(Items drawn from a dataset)
◆ ◆ ◆ ◆ ◆

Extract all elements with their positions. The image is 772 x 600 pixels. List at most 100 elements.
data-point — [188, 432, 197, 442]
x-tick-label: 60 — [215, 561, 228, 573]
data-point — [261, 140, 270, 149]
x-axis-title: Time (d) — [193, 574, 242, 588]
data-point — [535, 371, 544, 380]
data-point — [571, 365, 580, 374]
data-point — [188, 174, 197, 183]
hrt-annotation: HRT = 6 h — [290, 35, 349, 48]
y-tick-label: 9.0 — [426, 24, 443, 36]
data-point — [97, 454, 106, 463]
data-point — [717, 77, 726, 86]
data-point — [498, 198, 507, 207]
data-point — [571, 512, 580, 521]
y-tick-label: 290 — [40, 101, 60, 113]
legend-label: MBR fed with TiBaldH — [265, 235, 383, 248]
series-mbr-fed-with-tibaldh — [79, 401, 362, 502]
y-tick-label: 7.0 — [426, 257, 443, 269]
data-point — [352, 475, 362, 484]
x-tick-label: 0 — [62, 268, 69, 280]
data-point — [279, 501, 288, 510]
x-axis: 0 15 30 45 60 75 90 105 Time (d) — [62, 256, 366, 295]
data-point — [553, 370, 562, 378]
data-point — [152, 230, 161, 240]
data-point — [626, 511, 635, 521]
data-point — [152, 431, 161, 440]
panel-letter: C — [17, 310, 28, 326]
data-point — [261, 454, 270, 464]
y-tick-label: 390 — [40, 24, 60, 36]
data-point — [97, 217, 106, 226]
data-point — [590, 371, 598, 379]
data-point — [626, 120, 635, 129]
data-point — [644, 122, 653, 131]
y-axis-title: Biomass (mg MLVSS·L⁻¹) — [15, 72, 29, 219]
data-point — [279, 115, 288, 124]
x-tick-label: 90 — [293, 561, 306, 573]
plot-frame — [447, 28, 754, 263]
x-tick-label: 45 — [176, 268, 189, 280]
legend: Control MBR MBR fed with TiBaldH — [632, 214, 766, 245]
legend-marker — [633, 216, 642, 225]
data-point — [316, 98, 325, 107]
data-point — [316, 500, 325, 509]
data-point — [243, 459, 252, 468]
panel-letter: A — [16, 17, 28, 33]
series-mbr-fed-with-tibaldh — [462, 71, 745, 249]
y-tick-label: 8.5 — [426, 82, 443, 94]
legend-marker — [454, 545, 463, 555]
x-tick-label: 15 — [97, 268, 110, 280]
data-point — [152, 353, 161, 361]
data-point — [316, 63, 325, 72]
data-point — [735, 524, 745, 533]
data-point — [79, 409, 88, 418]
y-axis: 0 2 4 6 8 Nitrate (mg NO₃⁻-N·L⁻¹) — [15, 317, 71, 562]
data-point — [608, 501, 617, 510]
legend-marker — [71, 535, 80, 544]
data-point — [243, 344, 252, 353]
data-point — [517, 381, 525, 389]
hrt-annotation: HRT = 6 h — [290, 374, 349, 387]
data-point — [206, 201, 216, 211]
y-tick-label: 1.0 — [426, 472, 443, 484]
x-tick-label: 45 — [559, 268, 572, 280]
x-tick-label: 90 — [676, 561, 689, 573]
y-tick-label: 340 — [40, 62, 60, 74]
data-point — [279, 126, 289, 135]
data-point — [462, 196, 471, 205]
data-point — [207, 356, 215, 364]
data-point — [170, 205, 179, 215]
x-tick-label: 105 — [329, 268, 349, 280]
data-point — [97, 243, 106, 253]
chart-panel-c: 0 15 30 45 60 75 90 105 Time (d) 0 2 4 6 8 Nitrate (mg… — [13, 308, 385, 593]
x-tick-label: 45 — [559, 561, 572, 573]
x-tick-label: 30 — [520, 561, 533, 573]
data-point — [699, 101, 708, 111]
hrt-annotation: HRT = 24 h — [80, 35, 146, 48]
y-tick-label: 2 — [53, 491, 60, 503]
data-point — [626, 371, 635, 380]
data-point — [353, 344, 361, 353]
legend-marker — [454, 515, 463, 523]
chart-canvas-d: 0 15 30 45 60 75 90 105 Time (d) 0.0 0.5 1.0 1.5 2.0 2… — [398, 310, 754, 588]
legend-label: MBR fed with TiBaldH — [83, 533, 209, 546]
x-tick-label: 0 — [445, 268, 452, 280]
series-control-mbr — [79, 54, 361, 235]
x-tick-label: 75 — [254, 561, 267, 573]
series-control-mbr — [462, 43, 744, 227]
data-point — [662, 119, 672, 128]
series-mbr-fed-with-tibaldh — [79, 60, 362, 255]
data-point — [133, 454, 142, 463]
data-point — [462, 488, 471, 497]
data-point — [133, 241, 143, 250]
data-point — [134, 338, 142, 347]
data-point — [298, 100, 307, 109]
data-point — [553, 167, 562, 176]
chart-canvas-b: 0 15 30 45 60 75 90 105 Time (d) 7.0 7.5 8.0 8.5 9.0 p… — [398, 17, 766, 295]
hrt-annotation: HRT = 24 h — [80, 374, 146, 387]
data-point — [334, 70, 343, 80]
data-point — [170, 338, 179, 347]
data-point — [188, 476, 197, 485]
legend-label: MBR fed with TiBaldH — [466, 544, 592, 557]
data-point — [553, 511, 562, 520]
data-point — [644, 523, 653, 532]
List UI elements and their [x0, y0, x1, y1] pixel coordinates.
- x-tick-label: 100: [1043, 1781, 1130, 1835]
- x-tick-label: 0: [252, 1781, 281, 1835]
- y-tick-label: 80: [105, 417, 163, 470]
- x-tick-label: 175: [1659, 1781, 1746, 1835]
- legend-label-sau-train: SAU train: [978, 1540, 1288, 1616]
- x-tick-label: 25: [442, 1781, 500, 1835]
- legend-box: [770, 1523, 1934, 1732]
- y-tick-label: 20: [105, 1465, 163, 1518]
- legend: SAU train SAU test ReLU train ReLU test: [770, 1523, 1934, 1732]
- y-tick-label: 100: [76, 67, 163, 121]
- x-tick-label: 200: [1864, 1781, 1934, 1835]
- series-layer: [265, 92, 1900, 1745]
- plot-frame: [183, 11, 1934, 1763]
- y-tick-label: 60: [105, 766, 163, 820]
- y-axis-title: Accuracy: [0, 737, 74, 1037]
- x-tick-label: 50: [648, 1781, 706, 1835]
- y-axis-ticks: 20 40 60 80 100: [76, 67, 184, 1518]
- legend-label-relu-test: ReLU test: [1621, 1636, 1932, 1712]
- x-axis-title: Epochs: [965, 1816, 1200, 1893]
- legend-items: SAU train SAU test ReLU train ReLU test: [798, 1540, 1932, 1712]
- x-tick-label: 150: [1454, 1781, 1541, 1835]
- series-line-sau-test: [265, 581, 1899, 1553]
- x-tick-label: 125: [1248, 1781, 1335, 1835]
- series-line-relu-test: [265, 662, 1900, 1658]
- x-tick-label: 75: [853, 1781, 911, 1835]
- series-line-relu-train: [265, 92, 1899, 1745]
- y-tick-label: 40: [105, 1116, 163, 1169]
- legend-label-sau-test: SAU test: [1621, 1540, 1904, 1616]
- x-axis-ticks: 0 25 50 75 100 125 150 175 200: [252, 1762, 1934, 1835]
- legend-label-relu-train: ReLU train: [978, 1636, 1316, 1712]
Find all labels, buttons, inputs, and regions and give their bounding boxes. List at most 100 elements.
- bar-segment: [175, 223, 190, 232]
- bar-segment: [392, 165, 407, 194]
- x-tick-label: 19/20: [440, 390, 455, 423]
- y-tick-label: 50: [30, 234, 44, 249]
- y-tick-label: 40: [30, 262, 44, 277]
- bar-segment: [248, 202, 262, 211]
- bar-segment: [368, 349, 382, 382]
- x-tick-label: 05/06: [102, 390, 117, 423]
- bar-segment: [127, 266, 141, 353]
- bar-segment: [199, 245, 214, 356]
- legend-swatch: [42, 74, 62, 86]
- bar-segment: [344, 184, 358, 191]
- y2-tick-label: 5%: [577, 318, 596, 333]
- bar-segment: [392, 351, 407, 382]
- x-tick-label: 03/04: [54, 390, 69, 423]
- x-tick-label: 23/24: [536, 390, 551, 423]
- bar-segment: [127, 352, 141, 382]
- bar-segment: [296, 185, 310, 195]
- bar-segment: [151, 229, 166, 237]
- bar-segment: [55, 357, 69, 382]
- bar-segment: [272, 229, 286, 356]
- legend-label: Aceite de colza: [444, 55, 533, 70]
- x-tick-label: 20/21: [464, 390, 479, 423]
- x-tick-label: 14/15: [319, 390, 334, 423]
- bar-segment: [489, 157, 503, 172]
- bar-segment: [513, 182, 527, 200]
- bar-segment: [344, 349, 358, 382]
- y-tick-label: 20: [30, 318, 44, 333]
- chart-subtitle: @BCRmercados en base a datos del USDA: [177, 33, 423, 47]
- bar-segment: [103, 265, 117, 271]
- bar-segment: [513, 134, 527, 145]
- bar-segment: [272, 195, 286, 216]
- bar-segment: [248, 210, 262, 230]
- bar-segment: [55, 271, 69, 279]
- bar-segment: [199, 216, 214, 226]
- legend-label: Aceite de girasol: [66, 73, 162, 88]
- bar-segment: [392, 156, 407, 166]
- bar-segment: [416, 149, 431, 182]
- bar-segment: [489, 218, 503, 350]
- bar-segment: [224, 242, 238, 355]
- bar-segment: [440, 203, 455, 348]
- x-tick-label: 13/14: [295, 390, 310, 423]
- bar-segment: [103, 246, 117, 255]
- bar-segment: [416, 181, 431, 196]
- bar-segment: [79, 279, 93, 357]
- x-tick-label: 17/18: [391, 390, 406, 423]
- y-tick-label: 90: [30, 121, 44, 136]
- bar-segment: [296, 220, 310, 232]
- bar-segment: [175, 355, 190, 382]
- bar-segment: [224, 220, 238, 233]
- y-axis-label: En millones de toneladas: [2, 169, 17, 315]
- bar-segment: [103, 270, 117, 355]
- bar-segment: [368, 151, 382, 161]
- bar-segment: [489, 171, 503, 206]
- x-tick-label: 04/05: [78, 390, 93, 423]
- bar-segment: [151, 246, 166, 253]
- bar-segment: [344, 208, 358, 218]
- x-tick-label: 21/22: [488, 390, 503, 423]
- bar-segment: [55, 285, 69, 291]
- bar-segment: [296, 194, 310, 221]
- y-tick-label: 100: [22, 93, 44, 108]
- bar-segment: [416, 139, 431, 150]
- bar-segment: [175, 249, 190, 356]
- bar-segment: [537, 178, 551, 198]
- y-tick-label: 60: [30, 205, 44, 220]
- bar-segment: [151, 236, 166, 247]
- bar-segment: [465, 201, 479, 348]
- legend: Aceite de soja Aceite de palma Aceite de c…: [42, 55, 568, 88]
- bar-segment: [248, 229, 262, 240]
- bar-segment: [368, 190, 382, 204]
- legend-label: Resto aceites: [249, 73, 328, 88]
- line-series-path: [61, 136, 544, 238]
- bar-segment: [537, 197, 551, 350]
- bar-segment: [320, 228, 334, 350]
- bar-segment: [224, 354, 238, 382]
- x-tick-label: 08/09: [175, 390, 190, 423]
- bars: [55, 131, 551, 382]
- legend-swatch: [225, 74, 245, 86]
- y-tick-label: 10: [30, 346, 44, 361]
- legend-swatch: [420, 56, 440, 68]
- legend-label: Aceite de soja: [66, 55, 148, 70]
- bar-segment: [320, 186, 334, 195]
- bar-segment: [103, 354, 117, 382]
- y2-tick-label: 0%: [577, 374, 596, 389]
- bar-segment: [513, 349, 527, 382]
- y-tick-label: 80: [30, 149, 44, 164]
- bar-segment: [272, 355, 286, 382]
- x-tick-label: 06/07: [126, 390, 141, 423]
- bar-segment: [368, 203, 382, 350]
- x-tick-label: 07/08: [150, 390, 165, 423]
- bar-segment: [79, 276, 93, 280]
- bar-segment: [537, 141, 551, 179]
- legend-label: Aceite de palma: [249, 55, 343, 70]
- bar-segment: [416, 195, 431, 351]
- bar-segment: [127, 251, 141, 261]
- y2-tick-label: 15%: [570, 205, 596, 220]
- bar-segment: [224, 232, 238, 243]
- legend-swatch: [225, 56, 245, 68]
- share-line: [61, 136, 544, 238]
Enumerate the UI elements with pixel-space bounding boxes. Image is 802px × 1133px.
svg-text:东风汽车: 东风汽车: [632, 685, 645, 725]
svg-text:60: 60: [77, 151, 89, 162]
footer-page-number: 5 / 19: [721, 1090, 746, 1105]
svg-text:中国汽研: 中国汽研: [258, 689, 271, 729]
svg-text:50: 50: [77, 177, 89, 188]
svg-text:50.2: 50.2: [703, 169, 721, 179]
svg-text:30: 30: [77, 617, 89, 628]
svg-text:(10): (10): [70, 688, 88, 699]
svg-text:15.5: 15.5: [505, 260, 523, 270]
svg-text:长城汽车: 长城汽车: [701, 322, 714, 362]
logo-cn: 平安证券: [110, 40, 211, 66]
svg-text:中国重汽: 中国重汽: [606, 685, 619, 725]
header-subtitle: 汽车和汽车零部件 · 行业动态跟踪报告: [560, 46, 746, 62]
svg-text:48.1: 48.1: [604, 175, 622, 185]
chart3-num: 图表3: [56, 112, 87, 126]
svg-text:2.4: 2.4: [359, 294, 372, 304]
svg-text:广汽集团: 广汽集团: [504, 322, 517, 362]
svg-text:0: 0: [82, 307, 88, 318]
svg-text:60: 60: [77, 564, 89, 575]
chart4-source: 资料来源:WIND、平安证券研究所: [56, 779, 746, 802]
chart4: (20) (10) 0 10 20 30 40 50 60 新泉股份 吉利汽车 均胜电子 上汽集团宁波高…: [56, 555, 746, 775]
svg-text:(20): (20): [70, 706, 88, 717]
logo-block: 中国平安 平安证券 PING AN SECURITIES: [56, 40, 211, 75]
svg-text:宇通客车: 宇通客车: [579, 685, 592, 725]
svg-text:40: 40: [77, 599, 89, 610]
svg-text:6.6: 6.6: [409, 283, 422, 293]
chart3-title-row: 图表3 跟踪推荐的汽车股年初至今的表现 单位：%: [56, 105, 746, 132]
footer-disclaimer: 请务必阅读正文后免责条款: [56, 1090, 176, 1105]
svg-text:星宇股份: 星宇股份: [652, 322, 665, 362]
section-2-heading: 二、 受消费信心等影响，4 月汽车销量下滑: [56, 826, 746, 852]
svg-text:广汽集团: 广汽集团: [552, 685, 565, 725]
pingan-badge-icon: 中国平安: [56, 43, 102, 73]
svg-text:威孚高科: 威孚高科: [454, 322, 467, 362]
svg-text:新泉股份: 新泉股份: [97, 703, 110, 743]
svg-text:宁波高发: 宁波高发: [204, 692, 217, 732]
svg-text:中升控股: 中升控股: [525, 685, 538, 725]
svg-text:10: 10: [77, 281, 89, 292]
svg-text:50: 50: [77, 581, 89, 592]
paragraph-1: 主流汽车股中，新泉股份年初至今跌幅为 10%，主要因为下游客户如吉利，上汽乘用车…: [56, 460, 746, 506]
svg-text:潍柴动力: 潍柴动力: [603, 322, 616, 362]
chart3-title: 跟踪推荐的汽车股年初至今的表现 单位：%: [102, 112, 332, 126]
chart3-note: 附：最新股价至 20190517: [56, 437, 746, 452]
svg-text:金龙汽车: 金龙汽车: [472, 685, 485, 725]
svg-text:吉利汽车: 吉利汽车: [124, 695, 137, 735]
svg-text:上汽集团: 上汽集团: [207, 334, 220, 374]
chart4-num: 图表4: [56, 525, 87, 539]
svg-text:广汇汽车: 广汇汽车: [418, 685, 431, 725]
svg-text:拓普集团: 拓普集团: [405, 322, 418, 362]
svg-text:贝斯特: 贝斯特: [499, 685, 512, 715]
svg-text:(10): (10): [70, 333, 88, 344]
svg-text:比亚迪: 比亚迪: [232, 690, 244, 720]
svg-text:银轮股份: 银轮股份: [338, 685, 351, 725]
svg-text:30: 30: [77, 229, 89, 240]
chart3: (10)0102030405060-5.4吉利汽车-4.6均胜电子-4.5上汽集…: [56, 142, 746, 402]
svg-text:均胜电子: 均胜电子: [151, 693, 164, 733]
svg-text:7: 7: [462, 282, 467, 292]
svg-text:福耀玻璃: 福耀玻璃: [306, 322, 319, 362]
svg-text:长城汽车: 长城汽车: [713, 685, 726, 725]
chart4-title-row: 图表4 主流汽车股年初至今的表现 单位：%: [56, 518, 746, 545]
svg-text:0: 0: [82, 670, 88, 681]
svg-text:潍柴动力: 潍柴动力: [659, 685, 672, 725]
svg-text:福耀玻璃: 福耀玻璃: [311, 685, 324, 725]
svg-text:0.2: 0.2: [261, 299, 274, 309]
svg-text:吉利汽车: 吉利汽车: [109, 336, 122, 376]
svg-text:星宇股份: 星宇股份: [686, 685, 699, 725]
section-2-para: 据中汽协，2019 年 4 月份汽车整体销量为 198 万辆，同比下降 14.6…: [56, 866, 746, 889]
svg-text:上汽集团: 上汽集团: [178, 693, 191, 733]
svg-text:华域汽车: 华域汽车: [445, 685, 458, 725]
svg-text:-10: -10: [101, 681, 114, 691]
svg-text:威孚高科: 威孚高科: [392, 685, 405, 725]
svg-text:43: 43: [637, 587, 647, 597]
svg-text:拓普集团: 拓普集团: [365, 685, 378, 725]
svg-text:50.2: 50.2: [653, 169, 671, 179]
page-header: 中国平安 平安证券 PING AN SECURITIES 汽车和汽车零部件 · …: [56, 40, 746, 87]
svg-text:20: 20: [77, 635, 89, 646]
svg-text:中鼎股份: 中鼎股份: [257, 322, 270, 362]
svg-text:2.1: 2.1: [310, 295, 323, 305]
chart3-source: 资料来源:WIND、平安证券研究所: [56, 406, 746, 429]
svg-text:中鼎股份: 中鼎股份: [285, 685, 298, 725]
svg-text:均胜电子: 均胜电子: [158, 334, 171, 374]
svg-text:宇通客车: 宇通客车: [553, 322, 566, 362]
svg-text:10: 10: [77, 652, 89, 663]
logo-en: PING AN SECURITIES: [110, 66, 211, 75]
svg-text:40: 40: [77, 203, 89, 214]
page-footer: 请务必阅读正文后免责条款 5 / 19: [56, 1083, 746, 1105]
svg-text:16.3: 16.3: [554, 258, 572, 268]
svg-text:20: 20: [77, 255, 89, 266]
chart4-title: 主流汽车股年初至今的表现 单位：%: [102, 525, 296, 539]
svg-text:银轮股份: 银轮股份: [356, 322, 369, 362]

◆ ◆ ◆ ◆ ◆

» Your instructions
Can you repeat the material word for word, starting at its first line and stopping after the line that contains "data-point — [188, 174, 197, 183]"? Include both of those lines and nothing beyond them.

» Output for this exercise
Extract all elements with their positions. The image is 772 x 600 pixels. List at most 100 elements.
data-point — [188, 432, 197, 442]
x-tick-label: 60 — [215, 561, 228, 573]
data-point — [261, 140, 270, 149]
x-axis-title: Time (d) — [193, 574, 242, 588]
data-point — [535, 371, 544, 380]
data-point — [571, 365, 580, 374]
data-point — [188, 174, 197, 183]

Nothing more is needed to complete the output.